-- Material to process follows --

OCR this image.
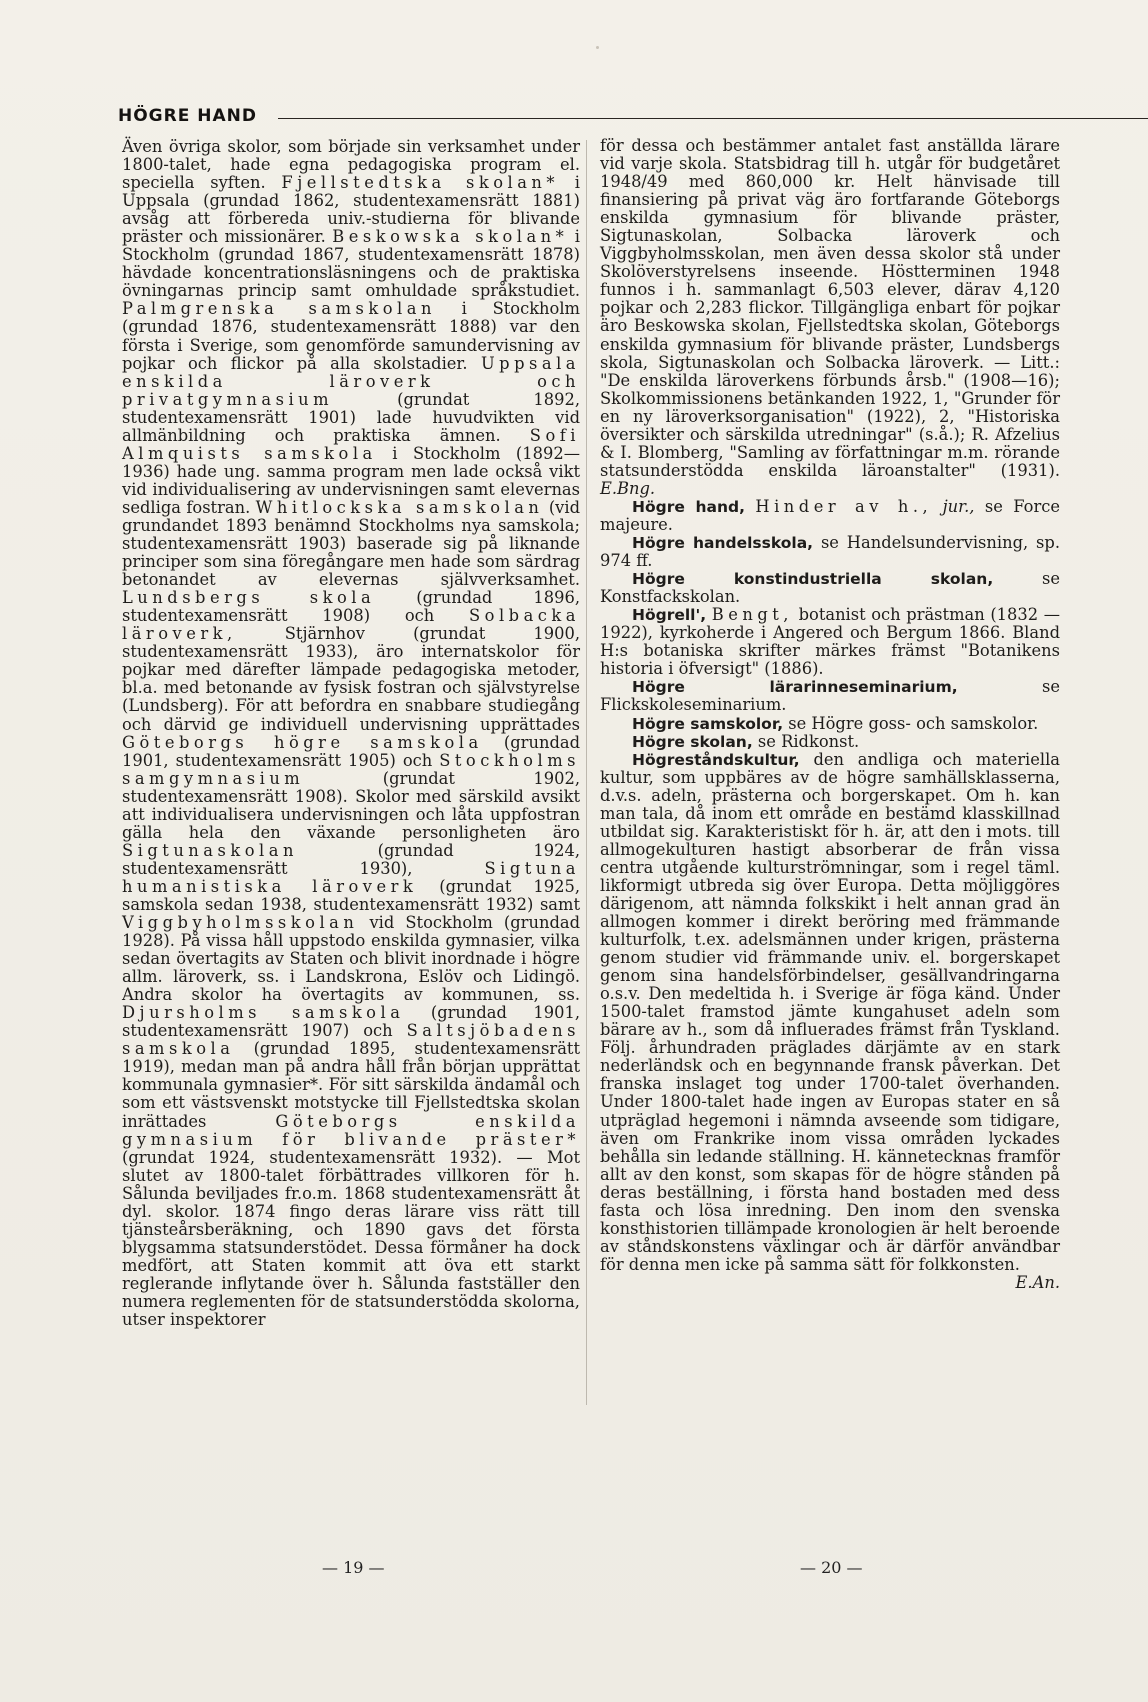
HÖGRE HAND

Även övriga skolor, som började sin verksamhet under 1800-talet, hade egna pedagogiska program el. speciella syften. Fjellstedtska skolan* i Uppsala (grundad 1862, studentexamensrätt 1881) avsåg att förbereda univ.-studierna för blivande präster och missionärer. Beskowska skolan* i Stockholm (grundad 1867, studentexamensrätt 1878) hävdade koncentrationsläsningens och de praktiska övningarnas princip samt omhuldade språkstudiet. Palmgrenska samskolan i Stockholm (grundad 1876, studentexamensrätt 1888) var den första i Sverige, som genomförde samundervisning av pojkar och flickor på alla skolstadier. Uppsala enskilda läroverk och privatgymnasium (grundat 1892, studentexamensrätt 1901) lade huvudvikten vid allmänbildning och praktiska ämnen. Sofi Almquists samskola i Stockholm (1892—1936) hade ung. samma program men lade också vikt vid individualisering av undervisningen samt elevernas sedliga fostran. Whitlockska samskolan (vid grundandet 1893 benämnd Stockholms nya samskola; studentexamensrätt 1903) baserade sig på liknande principer som sina föregångare men hade som särdrag betonandet av elevernas självverksamhet. Lundsbergs skola (grundad 1896, studentexamensrätt 1908) och Solbacka läroverk, Stjärnhov (grundat 1900, studentexamensrätt 1933), äro internatskolor för pojkar med därefter lämpade pedagogiska metoder, bl.a. med betonande av fysisk fostran och självstyrelse (Lundsberg). För att befordra en snabbare studiegång och därvid ge individuell undervisning upprättades Göteborgs högre samskola (grundad 1901, studentexamensrätt 1905) och Stockholms samgymnasium (grundat 1902, studentexamensrätt 1908). Skolor med särskild avsikt att individualisera undervisningen och låta uppfostran gälla hela den växande personligheten äro Sigtunaskolan (grundad 1924, studentexamensrätt 1930), Sigtuna humanistiska läroverk (grundat 1925, samskola sedan 1938, studentexamensrätt 1932) samt Viggbyholmsskolan vid Stockholm (grundad 1928). På vissa håll uppstodo enskilda gymnasier, vilka sedan övertagits av Staten och blivit inordnade i högre allm. läroverk, ss. i Landskrona, Eslöv och Lidingö. Andra skolor ha övertagits av kommunen, ss. Djursholms samskola (grundad 1901, studentexamensrätt 1907) och Saltsjöbadens samskola (grundad 1895, studentexamensrätt 1919), medan man på andra håll från början upprättat kommunala gymnasier*. För sitt särskilda ändamål och som ett västsvenskt motstycke till Fjellstedtska skolan inrättades Göteborgs enskilda gymnasium för blivande präster* (grundat 1924, studentexamensrätt 1932). — Mot slutet av 1800-talet förbättrades villkoren för h. Sålunda beviljades fr.o.m. 1868 studentexamensrätt åt dyl. skolor. 1874 fingo deras lärare viss rätt till tjänsteårsberäkning, och 1890 gavs det första blygsamma statsunderstödet. Dessa förmåner ha dock medfört, att Staten kommit att öva ett starkt reglerande inflytande över h. Sålunda fastställer den numera reglementen för de statsunderstödda skolorna, utser inspektorer

för dessa och bestämmer antalet fast anställda lärare vid varje skola. Statsbidrag till h. utgår för budgetåret 1948/49 med 860,000 kr. Helt hänvisade till finansiering på privat väg äro fortfarande Göteborgs enskilda gymnasium för blivande präster, Sigtunaskolan, Solbacka läroverk och Viggbyholmsskolan, men även dessa skolor stå under Skolöverstyrelsens inseende. Höstterminen 1948 funnos i h. sammanlagt 6,503 elever, därav 4,120 pojkar och 2,283 flickor. Tillgängliga enbart för pojkar äro Beskowska skolan, Fjellstedtska skolan, Göteborgs enskilda gymnasium för blivande präster, Lundsbergs skola, Sigtunaskolan och Solbacka läroverk. — Litt.: "De enskilda läroverkens förbunds årsb." (1908—16); Skolkommissionens betänkanden 1922, 1, "Grunder för en ny läroverksorganisation" (1922), 2, "Historiska översikter och särskilda utredningar" (s.å.); R. Afzelius & I. Blomberg, "Samling av författningar m.m. rörande statsunderstödda enskilda läroanstalter" (1931). E.Bng.

Högre hand, Hinder av h., jur., se Force majeure.

Högre handelsskola, se Handelsundervisning, sp. 974 ff.

Högre konstindustriella skolan, se Konstfackskolan.

Högrell', Bengt, botanist och prästman (1832 —1922), kyrkoherde i Angered och Bergum 1866. Bland H:s botaniska skrifter märkes främst "Botanikens historia i öfversigt" (1886).

Högre lärarinneseminarium, se Flickskoleseminarium.

Högre samskolor, se Högre goss- och samskolor.

Högre skolan, se Ridkonst.

Högreståndskultur, den andliga och materiella kultur, som uppbäres av de högre samhällsklasserna, d.v.s. adeln, prästerna och borgerskapet. Om h. kan man tala, då inom ett område en bestämd klasskillnad utbildat sig. Karakteristiskt för h. är, att den i mots. till allmogekulturen hastigt absorberar de från vissa centra utgående kulturströmningar, som i regel täml. likformigt utbreda sig över Europa. Detta möjliggöres därigenom, att nämnda folkskikt i helt annan grad än allmogen kommer i direkt beröring med främmande kulturfolk, t.ex. adelsmännen under krigen, prästerna genom studier vid främmande univ. el. borgerskapet genom sina handelsförbindelser, gesällvandringarna o.s.v. Den medeltida h. i Sverige är föga känd. Under 1500-talet framstod jämte kungahuset adeln som bärare av h., som då influerades främst från Tyskland. Följ. århundraden präglades därjämte av en stark nederländsk och en begynnande fransk påverkan. Det franska inslaget tog under 1700-talet överhanden. Under 1800-talet hade ingen av Europas stater en så utpräglad hegemoni i nämnda avseende som tidigare, även om Frankrike inom vissa områden lyckades behålla sin ledande ställning. H. kännetecknas framför allt av den konst, som skapas för de högre stånden på deras beställning, i första hand bostaden med dess fasta och lösa inredning. Den inom den svenska konsthistorien tillämpade kronologien är helt beroende av ståndskonstens växlingar och är därför användbar för denna men icke på samma sätt för folkkonsten.
E.An.

— 19 —	— 20 —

-- Material to process concluded --

Work request |
Transcribe the entries word for word, without their pictures.

Response to the task |
OCR this image.
HÖGRE HAND

Även övriga skolor, som började sin verksamhet under 1800-talet, hade egna pedagogiska program el. speciella syften. Fjellstedtska skolan* i Uppsala (grundad 1862, studentexamensrätt 1881) avsåg att förbereda univ.-studierna för blivande präster och missionärer. Beskowska skolan* i Stockholm (grundad 1867, studentexamensrätt 1878) hävdade koncentrationsläsningens och de praktiska övningarnas princip samt omhuldade språkstudiet. Palmgrenska samskolan i Stockholm (grundad 1876, studentexamensrätt 1888) var den första i Sverige, som genomförde samundervisning av pojkar och flickor på alla skolstadier. Uppsala enskilda läroverk och privatgymnasium (grundat 1892, studentexamensrätt 1901) lade huvudvikten vid allmänbildning och praktiska ämnen. Sofi Almquists samskola i Stockholm (1892—1936) hade ung. samma program men lade också vikt vid individualisering av undervisningen samt elevernas sedliga fostran. Whitlockska samskolan (vid grundandet 1893 benämnd Stockholms nya samskola; studentexamensrätt 1903) baserade sig på liknande principer som sina föregångare men hade som särdrag betonandet av elevernas självverksamhet. Lundsbergs skola (grundad 1896, studentexamensrätt 1908) och Solbacka läroverk, Stjärnhov (grundat 1900, studentexamensrätt 1933), äro internatskolor för pojkar med därefter lämpade pedagogiska metoder, bl.a. med betonande av fysisk fostran och självstyrelse (Lundsberg). För att befordra en snabbare studiegång och därvid ge individuell undervisning upprättades Göteborgs högre samskola (grundad 1901, studentexamensrätt 1905) och Stockholms samgymnasium (grundat 1902, studentexamensrätt 1908). Skolor med särskild avsikt att individualisera undervisningen och låta uppfostran gälla hela den växande personligheten äro Sigtunaskolan (grundad 1924, studentexamensrätt 1930), Sigtuna humanistiska läroverk (grundat 1925, samskola sedan 1938, studentexamensrätt 1932) samt Viggbyholmsskolan vid Stockholm (grundad 1928). På vissa håll uppstodo enskilda gymnasier, vilka sedan övertagits av Staten och blivit inordnade i högre allm. läroverk, ss. i Landskrona, Eslöv och Lidingö. Andra skolor ha övertagits av kommunen, ss. Djursholms samskola (grundad 1901, studentexamensrätt 1907) och Saltsjöbadens samskola (grundad 1895, studentexamensrätt 1919), medan man på andra håll från början upprättat kommunala gymnasier*. För sitt särskilda ändamål och som ett västsvenskt motstycke till Fjellstedtska skolan inrättades Göteborgs enskilda gymnasium för blivande präster* (grundat 1924, studentexamensrätt 1932). — Mot slutet av 1800-talet förbättrades villkoren för h. Sålunda beviljades fr.o.m. 1868 studentexamensrätt åt dyl. skolor. 1874 fingo deras lärare viss rätt till tjänsteårsberäkning, och 1890 gavs det första blygsamma statsunderstödet. Dessa förmåner ha dock medfört, att Staten kommit att öva ett starkt reglerande inflytande över h. Sålunda fastställer den numera reglementen för de statsunderstödda skolorna, utser inspektorer

för dessa och bestämmer antalet fast anställda lärare vid varje skola. Statsbidrag till h. utgår för budgetåret 1948/49 med 860,000 kr. Helt hänvisade till finansiering på privat väg äro fortfarande Göteborgs enskilda gymnasium för blivande präster, Sigtunaskolan, Solbacka läroverk och Viggbyholmsskolan, men även dessa skolor stå under Skolöverstyrelsens inseende. Höstterminen 1948 funnos i h. sammanlagt 6,503 elever, därav 4,120 pojkar och 2,283 flickor. Tillgängliga enbart för pojkar äro Beskowska skolan, Fjellstedtska skolan, Göteborgs enskilda gymnasium för blivande präster, Lundsbergs skola, Sigtunaskolan och Solbacka läroverk. — Litt.: "De enskilda läroverkens förbunds årsb." (1908—16); Skolkommissionens betänkanden 1922, 1, "Grunder för en ny läroverksorganisation" (1922), 2, "Historiska översikter och särskilda utredningar" (s.å.); R. Afzelius & I. Blomberg, "Samling av författningar m.m. rörande statsunderstödda enskilda läroanstalter" (1931). E.Bng.

Högre hand, Hinder av h., jur., se Force majeure.

Högre handelsskola, se Handelsundervisning, sp. 974 ff.

Högre konstindustriella skolan, se Konstfackskolan.

Högrell', Bengt, botanist och prästman (1832 —1922), kyrkoherde i Angered och Bergum 1866. Bland H:s botaniska skrifter märkes främst "Botanikens historia i öfversigt" (1886).

Högre lärarinneseminarium, se Flickskoleseminarium.

Högre samskolor, se Högre goss- och samskolor.

Högre skolan, se Ridkonst.

Högreståndskultur, den andliga och materiella kultur, som uppbäres av de högre samhällsklasserna, d.v.s. adeln, prästerna och borgerskapet. Om h. kan man tala, då inom ett område en bestämd klasskillnad utbildat sig. Karakteristiskt för h. är, att den i mots. till allmogekulturen hastigt absorberar de från vissa centra utgående kulturströmningar, som i regel täml. likformigt utbreda sig över Europa. Detta möjliggöres därigenom, att nämnda folkskikt i helt annan grad än allmogen kommer i direkt beröring med främmande kulturfolk, t.ex. adelsmännen under krigen, prästerna genom studier vid främmande univ. el. borgerskapet genom sina handelsförbindelser, gesällvandringarna o.s.v. Den medeltida h. i Sverige är föga känd. Under 1500-talet framstod jämte kungahuset adeln som bärare av h., som då influerades främst från Tyskland. Följ. århundraden präglades därjämte av en stark nederländsk och en begynnande fransk påverkan. Det franska inslaget tog under 1700-talet överhanden. Under 1800-talet hade ingen av Europas stater en så utpräglad hegemoni i nämnda avseende som tidigare, även om Frankrike inom vissa områden lyckades behålla sin ledande ställning. H. kännetecknas framför allt av den konst, som skapas för de högre stånden på deras beställning, i första hand bostaden med dess fasta och lösa inredning. Den inom den svenska konsthistorien tillämpade kronologien är helt beroende av ståndskonstens växlingar och är därför användbar för denna men icke på samma sätt för folkkonsten.
E.An.

— 19 —	— 20 —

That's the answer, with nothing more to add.